▶ PROBLEM STATEMENT
In the records below, find the line that contains "Decode this chart: output" and the line that contains "Extract the structured". Set down exactly those lines and every line between them, and nothing more.

(Structured figure records)
☆ ☆ ☆ ☆ ☆

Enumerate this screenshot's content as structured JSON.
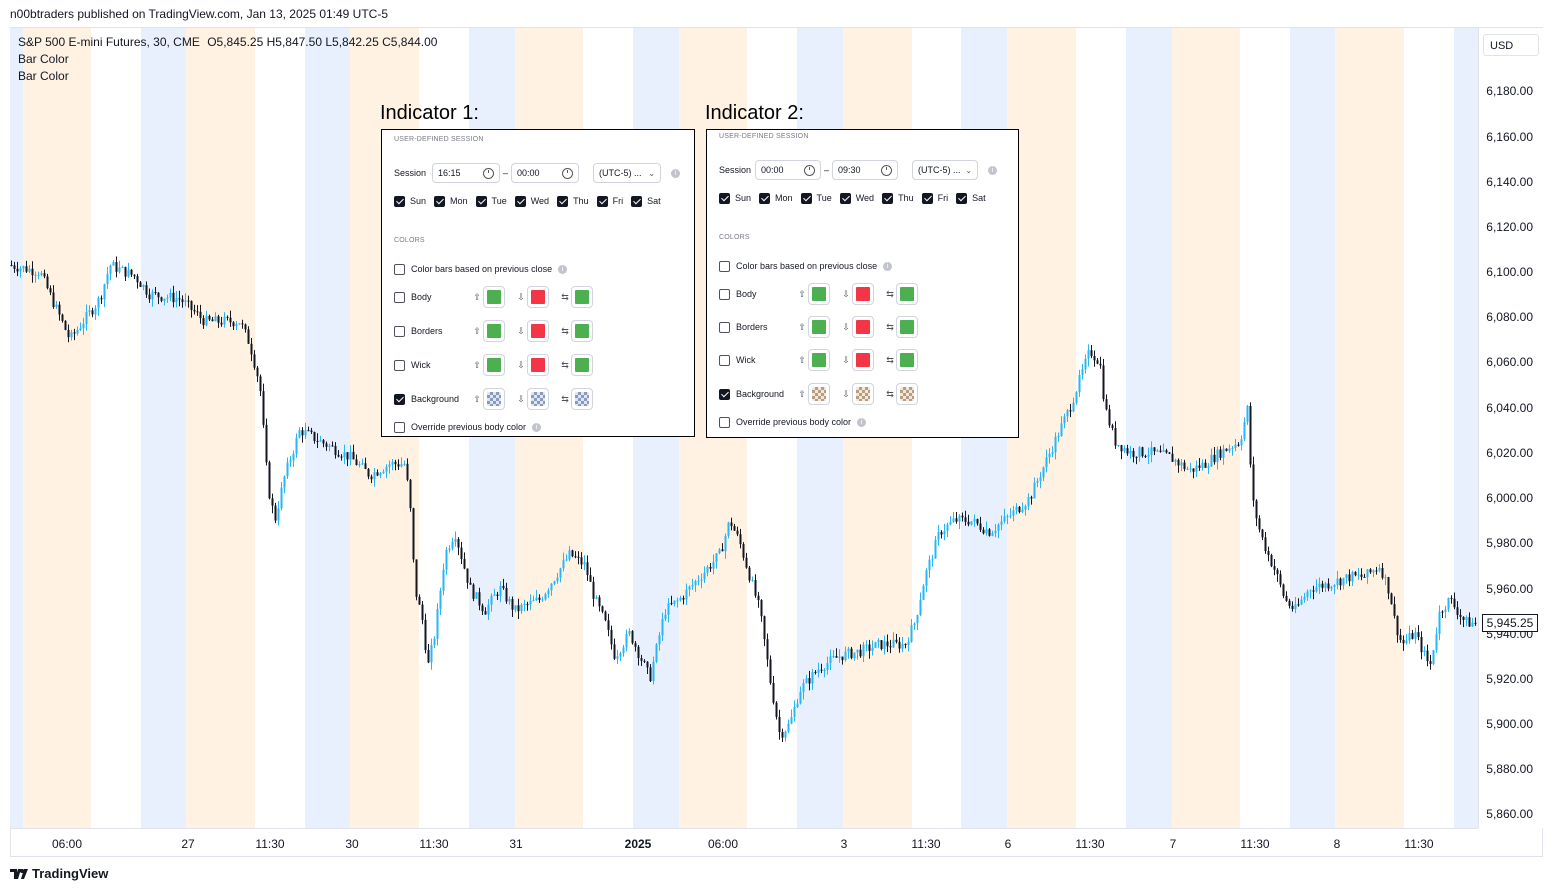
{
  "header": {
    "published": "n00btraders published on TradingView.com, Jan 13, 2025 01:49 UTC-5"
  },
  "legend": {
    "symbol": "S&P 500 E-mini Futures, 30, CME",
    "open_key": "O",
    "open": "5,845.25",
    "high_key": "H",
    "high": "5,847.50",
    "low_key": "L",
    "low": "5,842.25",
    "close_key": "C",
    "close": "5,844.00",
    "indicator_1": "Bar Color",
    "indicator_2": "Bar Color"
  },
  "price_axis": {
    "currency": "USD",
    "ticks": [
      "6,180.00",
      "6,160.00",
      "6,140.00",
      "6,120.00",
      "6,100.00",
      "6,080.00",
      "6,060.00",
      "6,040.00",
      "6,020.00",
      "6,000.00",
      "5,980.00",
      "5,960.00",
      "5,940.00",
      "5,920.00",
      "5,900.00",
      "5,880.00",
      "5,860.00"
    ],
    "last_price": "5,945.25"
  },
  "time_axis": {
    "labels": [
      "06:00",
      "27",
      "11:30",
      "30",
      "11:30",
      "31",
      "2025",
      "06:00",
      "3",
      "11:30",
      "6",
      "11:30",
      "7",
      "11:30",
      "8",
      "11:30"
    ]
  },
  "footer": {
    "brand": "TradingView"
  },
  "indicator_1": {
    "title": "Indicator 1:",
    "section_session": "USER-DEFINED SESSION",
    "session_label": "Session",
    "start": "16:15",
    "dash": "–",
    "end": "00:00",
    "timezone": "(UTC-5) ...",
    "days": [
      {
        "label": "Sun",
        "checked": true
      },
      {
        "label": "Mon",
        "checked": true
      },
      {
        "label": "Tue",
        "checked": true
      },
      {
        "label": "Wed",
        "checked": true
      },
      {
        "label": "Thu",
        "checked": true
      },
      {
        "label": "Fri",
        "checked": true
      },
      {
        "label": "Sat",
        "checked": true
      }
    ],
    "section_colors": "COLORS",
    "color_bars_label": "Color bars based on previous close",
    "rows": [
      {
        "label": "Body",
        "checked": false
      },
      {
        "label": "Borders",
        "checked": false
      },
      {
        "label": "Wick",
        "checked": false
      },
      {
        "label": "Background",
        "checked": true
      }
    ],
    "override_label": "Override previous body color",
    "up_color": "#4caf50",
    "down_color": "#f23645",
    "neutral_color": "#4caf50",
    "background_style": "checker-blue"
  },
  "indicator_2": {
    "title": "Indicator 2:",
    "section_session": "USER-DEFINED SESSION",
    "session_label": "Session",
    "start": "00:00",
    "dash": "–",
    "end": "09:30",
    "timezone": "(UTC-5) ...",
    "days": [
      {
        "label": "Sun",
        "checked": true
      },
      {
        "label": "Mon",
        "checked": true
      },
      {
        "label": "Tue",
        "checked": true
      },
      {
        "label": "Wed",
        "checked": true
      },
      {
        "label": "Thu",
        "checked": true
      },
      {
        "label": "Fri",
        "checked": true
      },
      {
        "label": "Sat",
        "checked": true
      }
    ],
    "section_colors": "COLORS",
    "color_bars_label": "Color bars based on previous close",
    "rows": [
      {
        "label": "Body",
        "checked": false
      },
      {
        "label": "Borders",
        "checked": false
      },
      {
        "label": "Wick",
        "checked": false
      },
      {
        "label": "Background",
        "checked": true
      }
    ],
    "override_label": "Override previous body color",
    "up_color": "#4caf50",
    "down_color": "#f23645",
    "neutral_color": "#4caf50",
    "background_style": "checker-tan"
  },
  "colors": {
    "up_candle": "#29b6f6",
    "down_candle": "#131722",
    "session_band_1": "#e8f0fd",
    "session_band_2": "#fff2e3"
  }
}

☆ ☆ ☆ ☆ ☆

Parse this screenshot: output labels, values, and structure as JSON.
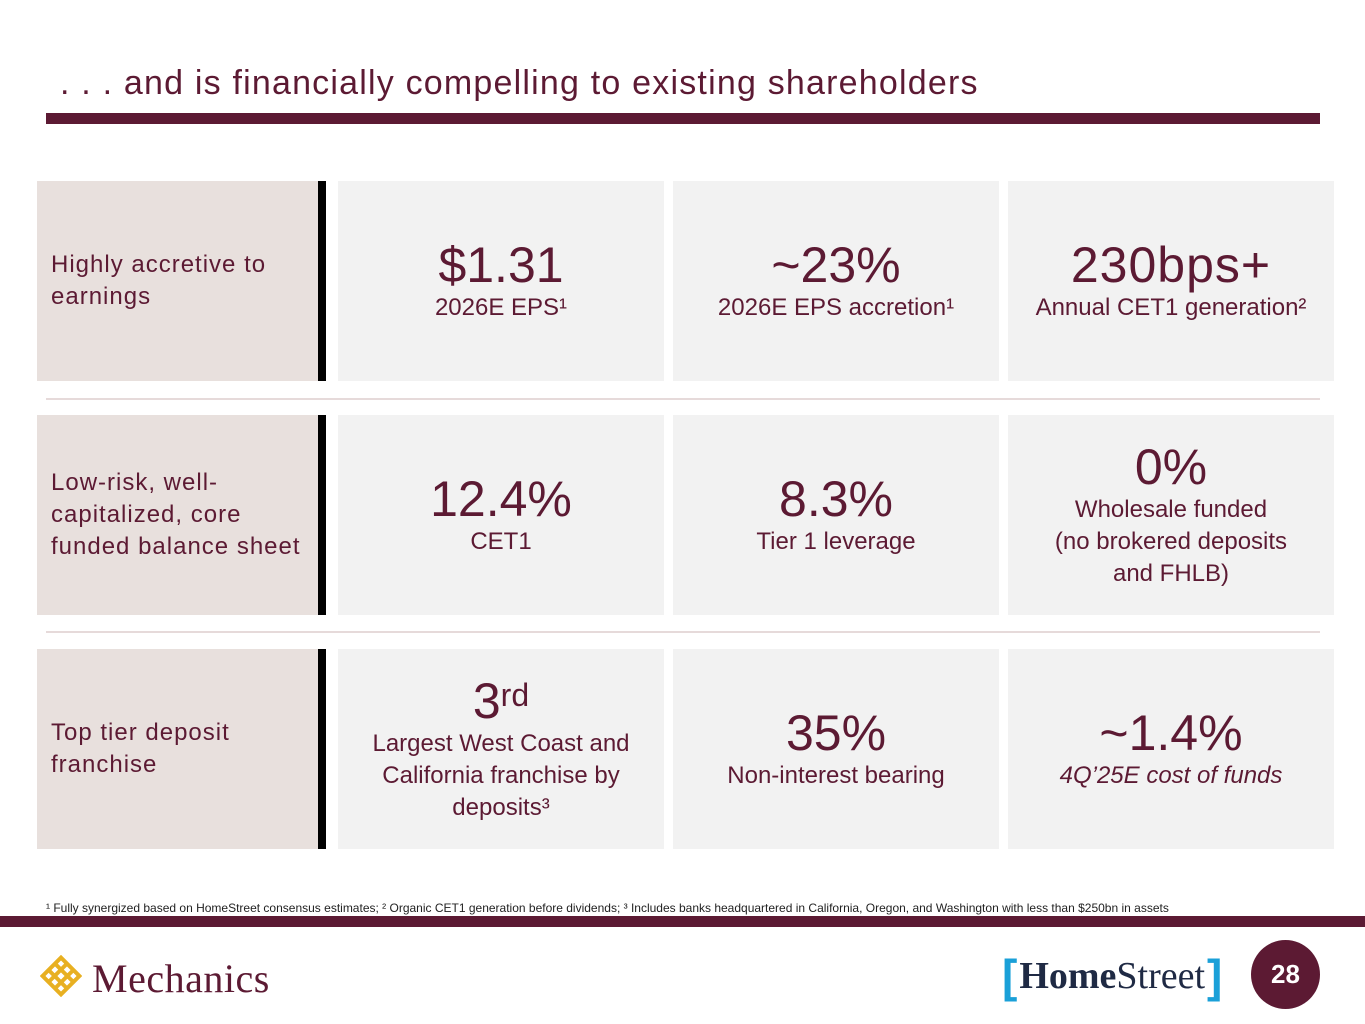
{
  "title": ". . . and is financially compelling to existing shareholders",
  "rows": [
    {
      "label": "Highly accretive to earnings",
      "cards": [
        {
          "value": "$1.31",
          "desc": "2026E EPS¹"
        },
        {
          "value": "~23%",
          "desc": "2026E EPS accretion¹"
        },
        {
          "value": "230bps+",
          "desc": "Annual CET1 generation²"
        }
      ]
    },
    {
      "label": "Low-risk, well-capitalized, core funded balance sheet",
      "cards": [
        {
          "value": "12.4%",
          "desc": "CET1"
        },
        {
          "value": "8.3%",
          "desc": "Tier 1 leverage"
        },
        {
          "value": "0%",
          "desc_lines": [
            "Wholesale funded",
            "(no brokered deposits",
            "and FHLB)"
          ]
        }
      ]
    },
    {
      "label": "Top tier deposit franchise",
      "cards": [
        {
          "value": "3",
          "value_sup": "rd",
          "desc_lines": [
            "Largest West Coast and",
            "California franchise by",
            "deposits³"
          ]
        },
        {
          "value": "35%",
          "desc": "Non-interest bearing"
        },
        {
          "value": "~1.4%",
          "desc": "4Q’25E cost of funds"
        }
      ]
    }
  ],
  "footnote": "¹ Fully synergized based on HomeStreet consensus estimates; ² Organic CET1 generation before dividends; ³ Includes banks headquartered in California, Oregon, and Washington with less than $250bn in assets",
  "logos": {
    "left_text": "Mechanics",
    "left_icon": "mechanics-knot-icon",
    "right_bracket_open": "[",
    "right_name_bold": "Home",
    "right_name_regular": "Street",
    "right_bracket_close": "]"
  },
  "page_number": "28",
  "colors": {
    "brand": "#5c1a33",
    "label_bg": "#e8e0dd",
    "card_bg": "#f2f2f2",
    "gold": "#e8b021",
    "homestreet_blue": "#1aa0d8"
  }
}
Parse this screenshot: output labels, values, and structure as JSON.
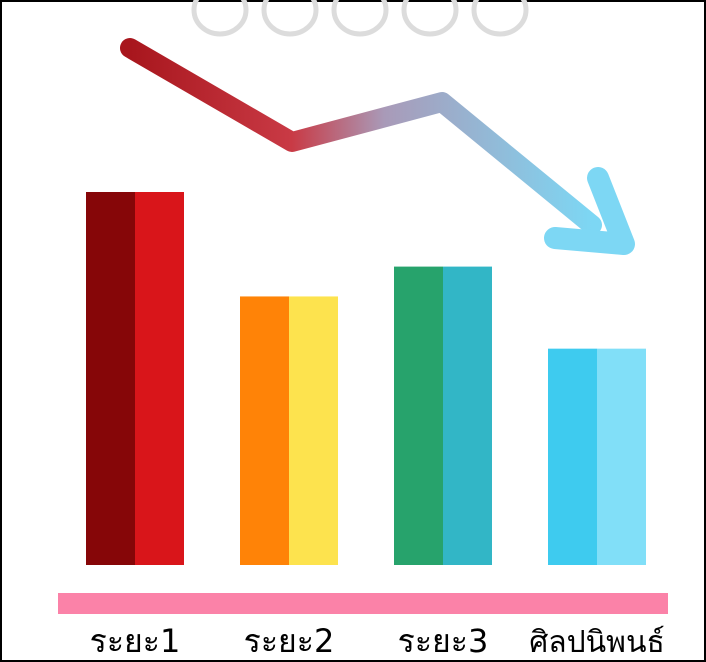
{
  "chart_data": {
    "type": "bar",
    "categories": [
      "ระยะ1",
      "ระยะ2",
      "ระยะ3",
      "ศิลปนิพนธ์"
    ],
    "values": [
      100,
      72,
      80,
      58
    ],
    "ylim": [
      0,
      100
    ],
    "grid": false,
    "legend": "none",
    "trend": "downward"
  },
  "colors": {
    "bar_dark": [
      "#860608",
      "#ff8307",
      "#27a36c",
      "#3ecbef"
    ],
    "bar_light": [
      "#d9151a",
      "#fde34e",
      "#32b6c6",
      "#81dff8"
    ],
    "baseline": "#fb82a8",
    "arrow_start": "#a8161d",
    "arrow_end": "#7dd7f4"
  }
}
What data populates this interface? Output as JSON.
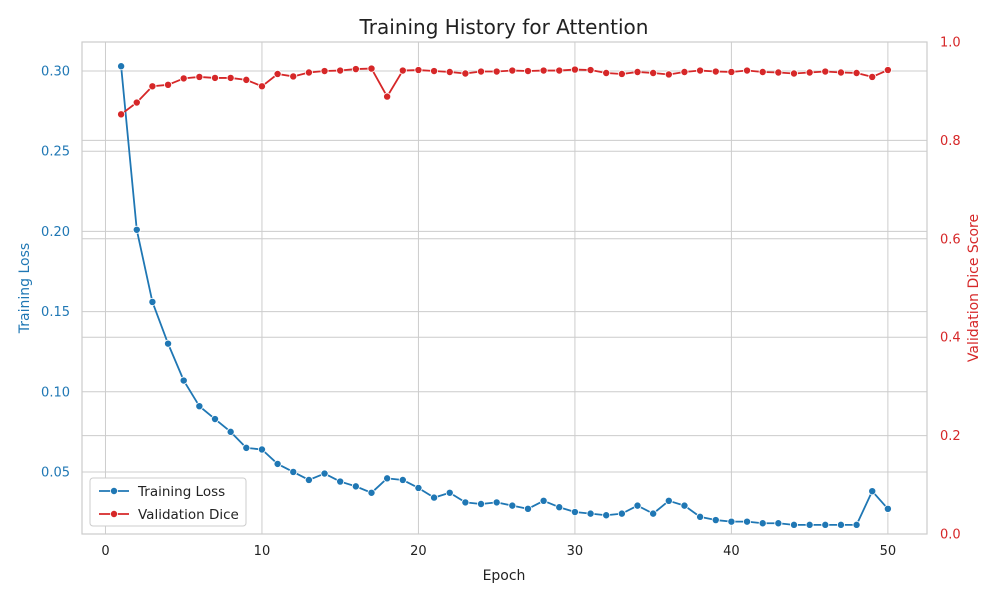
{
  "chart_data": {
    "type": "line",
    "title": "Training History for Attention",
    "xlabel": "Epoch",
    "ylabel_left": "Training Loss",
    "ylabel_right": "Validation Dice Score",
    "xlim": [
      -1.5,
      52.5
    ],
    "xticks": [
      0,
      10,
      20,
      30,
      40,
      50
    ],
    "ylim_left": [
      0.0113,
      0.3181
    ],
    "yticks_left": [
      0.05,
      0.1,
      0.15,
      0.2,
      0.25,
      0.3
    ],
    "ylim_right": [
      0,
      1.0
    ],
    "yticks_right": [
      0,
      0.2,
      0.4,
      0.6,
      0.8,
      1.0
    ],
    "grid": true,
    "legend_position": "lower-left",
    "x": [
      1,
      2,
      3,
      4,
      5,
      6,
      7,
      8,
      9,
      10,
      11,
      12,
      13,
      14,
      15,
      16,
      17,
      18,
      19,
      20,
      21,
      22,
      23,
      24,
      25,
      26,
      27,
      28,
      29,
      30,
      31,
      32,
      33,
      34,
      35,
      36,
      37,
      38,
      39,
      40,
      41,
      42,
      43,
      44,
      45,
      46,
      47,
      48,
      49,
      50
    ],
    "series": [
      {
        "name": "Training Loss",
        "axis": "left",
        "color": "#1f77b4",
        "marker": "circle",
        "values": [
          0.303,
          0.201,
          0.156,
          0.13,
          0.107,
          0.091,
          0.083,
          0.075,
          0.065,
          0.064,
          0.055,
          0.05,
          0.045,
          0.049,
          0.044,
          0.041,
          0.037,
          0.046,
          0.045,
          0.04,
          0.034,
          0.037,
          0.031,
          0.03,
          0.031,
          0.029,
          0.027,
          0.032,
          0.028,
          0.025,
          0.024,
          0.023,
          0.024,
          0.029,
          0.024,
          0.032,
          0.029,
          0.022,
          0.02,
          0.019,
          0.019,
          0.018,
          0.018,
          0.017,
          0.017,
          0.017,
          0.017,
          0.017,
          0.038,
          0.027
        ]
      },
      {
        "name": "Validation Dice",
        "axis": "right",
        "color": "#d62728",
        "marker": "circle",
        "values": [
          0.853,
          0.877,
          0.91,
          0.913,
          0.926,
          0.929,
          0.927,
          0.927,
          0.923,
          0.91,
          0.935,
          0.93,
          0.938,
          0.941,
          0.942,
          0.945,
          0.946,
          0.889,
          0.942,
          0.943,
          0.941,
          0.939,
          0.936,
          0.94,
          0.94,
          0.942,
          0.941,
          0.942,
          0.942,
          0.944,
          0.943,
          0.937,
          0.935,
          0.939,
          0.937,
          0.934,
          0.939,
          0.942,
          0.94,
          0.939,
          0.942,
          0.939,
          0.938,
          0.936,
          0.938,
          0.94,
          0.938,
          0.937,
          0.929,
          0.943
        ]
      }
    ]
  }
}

☆ ☆ ☆ ☆ ☆

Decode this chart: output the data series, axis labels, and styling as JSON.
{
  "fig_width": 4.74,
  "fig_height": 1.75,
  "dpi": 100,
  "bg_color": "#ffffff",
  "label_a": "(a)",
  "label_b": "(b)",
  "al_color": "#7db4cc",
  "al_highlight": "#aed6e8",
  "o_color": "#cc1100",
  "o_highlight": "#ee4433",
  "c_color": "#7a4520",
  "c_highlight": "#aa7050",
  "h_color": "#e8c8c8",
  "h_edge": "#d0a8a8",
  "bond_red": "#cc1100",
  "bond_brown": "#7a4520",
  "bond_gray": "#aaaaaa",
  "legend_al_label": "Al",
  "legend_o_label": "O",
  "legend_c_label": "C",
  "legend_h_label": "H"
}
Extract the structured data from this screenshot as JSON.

☆ ☆ ☆ ☆ ☆

▶ COMPLETED TASK
Decode this chart: output the data series, axis labels, and styling as JSON.
{
  "fig_width": 4.74,
  "fig_height": 1.75,
  "dpi": 100,
  "bg_color": "#ffffff",
  "label_a": "(a)",
  "label_b": "(b)",
  "al_color": "#7db4cc",
  "al_highlight": "#aed6e8",
  "o_color": "#cc1100",
  "o_highlight": "#ee4433",
  "c_color": "#7a4520",
  "c_highlight": "#aa7050",
  "h_color": "#e8c8c8",
  "h_edge": "#d0a8a8",
  "bond_red": "#cc1100",
  "bond_brown": "#7a4520",
  "bond_gray": "#aaaaaa",
  "legend_al_label": "Al",
  "legend_o_label": "O",
  "legend_c_label": "C",
  "legend_h_label": "H"
}
Extract the structured data from this screenshot as JSON.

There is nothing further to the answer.